● **Written task**
Restate the complete material exactly.

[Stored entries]
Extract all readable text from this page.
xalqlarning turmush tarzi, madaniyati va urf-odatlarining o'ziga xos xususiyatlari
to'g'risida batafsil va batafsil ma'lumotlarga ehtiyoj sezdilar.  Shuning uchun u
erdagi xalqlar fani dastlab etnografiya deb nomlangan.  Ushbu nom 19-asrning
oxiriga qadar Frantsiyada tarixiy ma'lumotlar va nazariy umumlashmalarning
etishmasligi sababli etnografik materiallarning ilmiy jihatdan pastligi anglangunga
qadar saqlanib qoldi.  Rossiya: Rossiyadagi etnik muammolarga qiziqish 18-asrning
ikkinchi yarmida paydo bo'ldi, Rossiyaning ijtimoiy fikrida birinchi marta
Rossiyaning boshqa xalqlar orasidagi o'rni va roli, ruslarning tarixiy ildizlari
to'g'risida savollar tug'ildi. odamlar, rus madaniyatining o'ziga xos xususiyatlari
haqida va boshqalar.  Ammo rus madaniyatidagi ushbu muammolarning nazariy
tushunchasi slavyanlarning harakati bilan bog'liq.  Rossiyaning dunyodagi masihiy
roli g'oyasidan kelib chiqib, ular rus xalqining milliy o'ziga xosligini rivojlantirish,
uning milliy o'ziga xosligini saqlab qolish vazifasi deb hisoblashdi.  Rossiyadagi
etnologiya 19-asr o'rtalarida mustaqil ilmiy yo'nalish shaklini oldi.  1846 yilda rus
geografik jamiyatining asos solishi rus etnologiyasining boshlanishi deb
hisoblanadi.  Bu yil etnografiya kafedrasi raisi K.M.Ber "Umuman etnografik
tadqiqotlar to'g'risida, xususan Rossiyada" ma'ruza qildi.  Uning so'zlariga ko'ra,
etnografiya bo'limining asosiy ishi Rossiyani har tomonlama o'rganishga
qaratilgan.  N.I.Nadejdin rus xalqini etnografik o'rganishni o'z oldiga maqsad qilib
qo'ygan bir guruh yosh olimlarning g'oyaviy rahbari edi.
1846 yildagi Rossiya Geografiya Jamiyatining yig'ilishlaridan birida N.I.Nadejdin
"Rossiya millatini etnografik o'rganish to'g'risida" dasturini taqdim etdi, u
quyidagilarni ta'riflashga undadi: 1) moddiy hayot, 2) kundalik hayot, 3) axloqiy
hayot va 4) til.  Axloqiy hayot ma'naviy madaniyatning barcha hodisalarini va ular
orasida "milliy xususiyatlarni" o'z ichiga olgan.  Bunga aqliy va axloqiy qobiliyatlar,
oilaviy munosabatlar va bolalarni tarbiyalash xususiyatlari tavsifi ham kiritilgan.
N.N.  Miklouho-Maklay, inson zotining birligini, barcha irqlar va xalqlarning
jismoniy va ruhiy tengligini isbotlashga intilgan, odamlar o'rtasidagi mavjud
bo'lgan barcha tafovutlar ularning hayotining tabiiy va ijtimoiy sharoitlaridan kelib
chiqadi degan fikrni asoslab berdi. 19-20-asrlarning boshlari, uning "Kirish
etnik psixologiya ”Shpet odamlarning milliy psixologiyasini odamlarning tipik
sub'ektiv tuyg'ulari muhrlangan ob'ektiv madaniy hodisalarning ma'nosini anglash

● **Exercise output**
Extract all readable text from this page.
xalqlarning turmush tarzi, madaniyati va urf-odatlarining o'ziga xos xususiyatlari
to'g'risida batafsil va batafsil ma'lumotlarga ehtiyoj sezdilar.  Shuning uchun u
erdagi xalqlar fani dastlab etnografiya deb nomlangan.  Ushbu nom 19-asrning
oxiriga qadar Frantsiyada tarixiy ma'lumotlar va nazariy umumlashmalarning
etishmasligi sababli etnografik materiallarning ilmiy jihatdan pastligi anglangunga
qadar saqlanib qoldi.  Rossiya: Rossiyadagi etnik muammolarga qiziqish 18-asrning
ikkinchi yarmida paydo bo'ldi, Rossiyaning ijtimoiy fikrida birinchi marta
Rossiyaning boshqa xalqlar orasidagi o'rni va roli, ruslarning tarixiy ildizlari
to'g'risida savollar tug'ildi. odamlar, rus madaniyatining o'ziga xos xususiyatlari
haqida va boshqalar.  Ammo rus madaniyatidagi ushbu muammolarning nazariy
tushunchasi slavyanlarning harakati bilan bog'liq.  Rossiyaning dunyodagi masihiy
roli g'oyasidan kelib chiqib, ular rus xalqining milliy o'ziga xosligini rivojlantirish,
uning milliy o'ziga xosligini saqlab qolish vazifasi deb hisoblashdi.  Rossiyadagi
etnologiya 19-asr o'rtalarida mustaqil ilmiy yo'nalish shaklini oldi.  1846 yilda rus
geografik jamiyatining asos solishi rus etnologiyasining boshlanishi deb
hisoblanadi.  Bu yil etnografiya kafedrasi raisi K.M.Ber "Umuman etnografik
tadqiqotlar to'g'risida, xususan Rossiyada" ma'ruza qildi.  Uning so'zlariga ko'ra,
etnografiya bo'limining asosiy ishi Rossiyani har tomonlama o'rganishga
qaratilgan.  N.I.Nadejdin rus xalqini etnografik o'rganishni o'z oldiga maqsad qilib
qo'ygan bir guruh yosh olimlarning g'oyaviy rahbari edi.
1846 yildagi Rossiya Geografiya Jamiyatining yig'ilishlaridan birida N.I.Nadejdin
"Rossiya millatini etnografik o'rganish to'g'risida" dasturini taqdim etdi, u
quyidagilarni ta'riflashga undadi: 1) moddiy hayot, 2) kundalik hayot, 3) axloqiy
hayot va 4) til.  Axloqiy hayot ma'naviy madaniyatning barcha hodisalarini va ular
orasida "milliy xususiyatlarni" o'z ichiga olgan.  Bunga aqliy va axloqiy qobiliyatlar,
oilaviy munosabatlar va bolalarni tarbiyalash xususiyatlari tavsifi ham kiritilgan.
N.N.  Miklouho-Maklay, inson zotining birligini, barcha irqlar va xalqlarning
jismoniy va ruhiy tengligini isbotlashga intilgan, odamlar o'rtasidagi mavjud
bo'lgan barcha tafovutlar ularning hayotining tabiiy va ijtimoiy sharoitlaridan kelib
chiqadi degan fikrni asoslab berdi. 19-20-asrlarning boshlari, uning "Kirish
etnik psixologiya ”Shpet odamlarning milliy psixologiyasini odamlarning tipik
sub'ektiv tuyg'ulari muhrlangan ob'ektiv madaniy hodisalarning ma'nosini anglash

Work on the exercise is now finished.